_Given records_
--- BEGIN ---

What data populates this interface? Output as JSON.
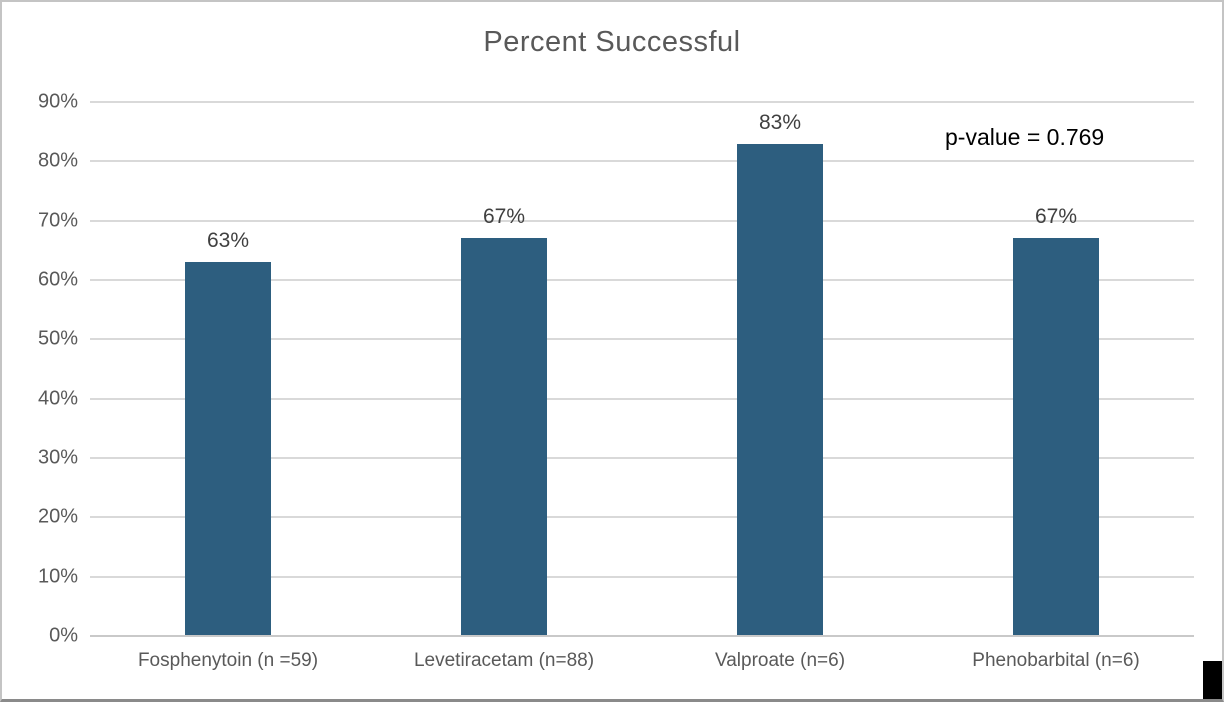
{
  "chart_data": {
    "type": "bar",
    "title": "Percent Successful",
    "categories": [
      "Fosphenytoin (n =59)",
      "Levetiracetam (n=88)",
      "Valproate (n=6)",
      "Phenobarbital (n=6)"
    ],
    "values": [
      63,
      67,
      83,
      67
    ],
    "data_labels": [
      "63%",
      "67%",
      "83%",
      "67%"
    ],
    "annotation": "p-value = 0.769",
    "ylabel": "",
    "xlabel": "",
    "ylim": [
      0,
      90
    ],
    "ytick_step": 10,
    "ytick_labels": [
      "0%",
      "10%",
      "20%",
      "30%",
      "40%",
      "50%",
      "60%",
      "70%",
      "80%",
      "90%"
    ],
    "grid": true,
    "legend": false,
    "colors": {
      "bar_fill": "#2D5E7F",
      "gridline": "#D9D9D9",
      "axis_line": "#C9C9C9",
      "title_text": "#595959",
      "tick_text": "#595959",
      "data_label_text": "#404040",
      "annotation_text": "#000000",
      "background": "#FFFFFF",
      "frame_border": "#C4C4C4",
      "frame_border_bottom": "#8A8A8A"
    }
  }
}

--- END ---

_Exercise goal_
Nothing in the entries should change as you copy them, except that the pictures are left out.

_Output of the task_
What data populates this interface? Output as JSON.
{
  "chart_data": {
    "type": "bar",
    "title": "Percent Successful",
    "categories": [
      "Fosphenytoin (n =59)",
      "Levetiracetam (n=88)",
      "Valproate (n=6)",
      "Phenobarbital (n=6)"
    ],
    "values": [
      63,
      67,
      83,
      67
    ],
    "data_labels": [
      "63%",
      "67%",
      "83%",
      "67%"
    ],
    "annotation": "p-value = 0.769",
    "ylabel": "",
    "xlabel": "",
    "ylim": [
      0,
      90
    ],
    "ytick_step": 10,
    "ytick_labels": [
      "0%",
      "10%",
      "20%",
      "30%",
      "40%",
      "50%",
      "60%",
      "70%",
      "80%",
      "90%"
    ],
    "grid": true,
    "legend": false,
    "colors": {
      "bar_fill": "#2D5E7F",
      "gridline": "#D9D9D9",
      "axis_line": "#C9C9C9",
      "title_text": "#595959",
      "tick_text": "#595959",
      "data_label_text": "#404040",
      "annotation_text": "#000000",
      "background": "#FFFFFF",
      "frame_border": "#C4C4C4",
      "frame_border_bottom": "#8A8A8A"
    }
  }
}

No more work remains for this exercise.